Items -

════════════════════

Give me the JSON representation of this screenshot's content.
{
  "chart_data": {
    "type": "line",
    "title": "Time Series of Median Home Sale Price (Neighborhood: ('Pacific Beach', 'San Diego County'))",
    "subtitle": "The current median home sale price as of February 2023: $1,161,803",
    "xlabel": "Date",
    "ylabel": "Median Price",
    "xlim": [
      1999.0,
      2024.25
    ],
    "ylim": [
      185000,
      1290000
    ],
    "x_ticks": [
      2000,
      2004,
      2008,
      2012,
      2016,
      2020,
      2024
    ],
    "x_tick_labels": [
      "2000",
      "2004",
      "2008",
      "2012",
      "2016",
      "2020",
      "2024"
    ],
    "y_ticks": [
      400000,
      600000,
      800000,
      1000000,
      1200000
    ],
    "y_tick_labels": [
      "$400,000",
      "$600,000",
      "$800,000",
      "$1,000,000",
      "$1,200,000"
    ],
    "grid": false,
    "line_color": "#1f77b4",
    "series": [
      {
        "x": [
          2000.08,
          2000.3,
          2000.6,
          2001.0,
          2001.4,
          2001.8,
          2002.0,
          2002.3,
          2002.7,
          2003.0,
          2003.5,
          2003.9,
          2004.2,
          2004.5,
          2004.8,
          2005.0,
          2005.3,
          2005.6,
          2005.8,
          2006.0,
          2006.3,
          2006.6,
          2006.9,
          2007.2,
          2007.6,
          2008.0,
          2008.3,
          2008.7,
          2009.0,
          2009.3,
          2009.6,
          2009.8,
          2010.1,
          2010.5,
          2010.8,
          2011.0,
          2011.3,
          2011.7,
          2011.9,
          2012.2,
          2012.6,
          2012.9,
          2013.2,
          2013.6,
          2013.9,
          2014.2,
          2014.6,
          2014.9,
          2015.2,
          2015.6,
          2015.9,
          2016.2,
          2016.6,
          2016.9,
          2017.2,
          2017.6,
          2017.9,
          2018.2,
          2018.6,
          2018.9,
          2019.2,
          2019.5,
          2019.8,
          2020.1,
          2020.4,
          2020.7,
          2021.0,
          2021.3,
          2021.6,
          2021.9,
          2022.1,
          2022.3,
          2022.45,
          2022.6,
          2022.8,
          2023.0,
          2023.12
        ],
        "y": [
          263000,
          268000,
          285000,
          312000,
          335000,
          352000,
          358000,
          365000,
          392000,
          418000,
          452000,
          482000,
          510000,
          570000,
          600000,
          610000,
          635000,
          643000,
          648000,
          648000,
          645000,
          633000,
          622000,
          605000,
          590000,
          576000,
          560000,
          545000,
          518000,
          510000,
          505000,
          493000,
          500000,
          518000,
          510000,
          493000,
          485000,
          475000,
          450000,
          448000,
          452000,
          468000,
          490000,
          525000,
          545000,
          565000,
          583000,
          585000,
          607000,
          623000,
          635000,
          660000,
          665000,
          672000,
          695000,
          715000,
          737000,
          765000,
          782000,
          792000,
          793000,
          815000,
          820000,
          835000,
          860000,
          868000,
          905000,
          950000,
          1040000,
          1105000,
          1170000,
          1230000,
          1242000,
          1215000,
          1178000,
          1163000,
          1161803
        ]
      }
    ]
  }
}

════════════════════

Direction -
Each line of the listing should be copied exactly.

Answer to this exercise -
Give me the JSON representation of this screenshot's content.
{
  "chart_data": {
    "type": "line",
    "title": "Time Series of Median Home Sale Price (Neighborhood: ('Pacific Beach', 'San Diego County'))",
    "subtitle": "The current median home sale price as of February 2023: $1,161,803",
    "xlabel": "Date",
    "ylabel": "Median Price",
    "xlim": [
      1999.0,
      2024.25
    ],
    "ylim": [
      185000,
      1290000
    ],
    "x_ticks": [
      2000,
      2004,
      2008,
      2012,
      2016,
      2020,
      2024
    ],
    "x_tick_labels": [
      "2000",
      "2004",
      "2008",
      "2012",
      "2016",
      "2020",
      "2024"
    ],
    "y_ticks": [
      400000,
      600000,
      800000,
      1000000,
      1200000
    ],
    "y_tick_labels": [
      "$400,000",
      "$600,000",
      "$800,000",
      "$1,000,000",
      "$1,200,000"
    ],
    "grid": false,
    "line_color": "#1f77b4",
    "series": [
      {
        "x": [
          2000.08,
          2000.3,
          2000.6,
          2001.0,
          2001.4,
          2001.8,
          2002.0,
          2002.3,
          2002.7,
          2003.0,
          2003.5,
          2003.9,
          2004.2,
          2004.5,
          2004.8,
          2005.0,
          2005.3,
          2005.6,
          2005.8,
          2006.0,
          2006.3,
          2006.6,
          2006.9,
          2007.2,
          2007.6,
          2008.0,
          2008.3,
          2008.7,
          2009.0,
          2009.3,
          2009.6,
          2009.8,
          2010.1,
          2010.5,
          2010.8,
          2011.0,
          2011.3,
          2011.7,
          2011.9,
          2012.2,
          2012.6,
          2012.9,
          2013.2,
          2013.6,
          2013.9,
          2014.2,
          2014.6,
          2014.9,
          2015.2,
          2015.6,
          2015.9,
          2016.2,
          2016.6,
          2016.9,
          2017.2,
          2017.6,
          2017.9,
          2018.2,
          2018.6,
          2018.9,
          2019.2,
          2019.5,
          2019.8,
          2020.1,
          2020.4,
          2020.7,
          2021.0,
          2021.3,
          2021.6,
          2021.9,
          2022.1,
          2022.3,
          2022.45,
          2022.6,
          2022.8,
          2023.0,
          2023.12
        ],
        "y": [
          263000,
          268000,
          285000,
          312000,
          335000,
          352000,
          358000,
          365000,
          392000,
          418000,
          452000,
          482000,
          510000,
          570000,
          600000,
          610000,
          635000,
          643000,
          648000,
          648000,
          645000,
          633000,
          622000,
          605000,
          590000,
          576000,
          560000,
          545000,
          518000,
          510000,
          505000,
          493000,
          500000,
          518000,
          510000,
          493000,
          485000,
          475000,
          450000,
          448000,
          452000,
          468000,
          490000,
          525000,
          545000,
          565000,
          583000,
          585000,
          607000,
          623000,
          635000,
          660000,
          665000,
          672000,
          695000,
          715000,
          737000,
          765000,
          782000,
          792000,
          793000,
          815000,
          820000,
          835000,
          860000,
          868000,
          905000,
          950000,
          1040000,
          1105000,
          1170000,
          1230000,
          1242000,
          1215000,
          1178000,
          1163000,
          1161803
        ]
      }
    ]
  }
}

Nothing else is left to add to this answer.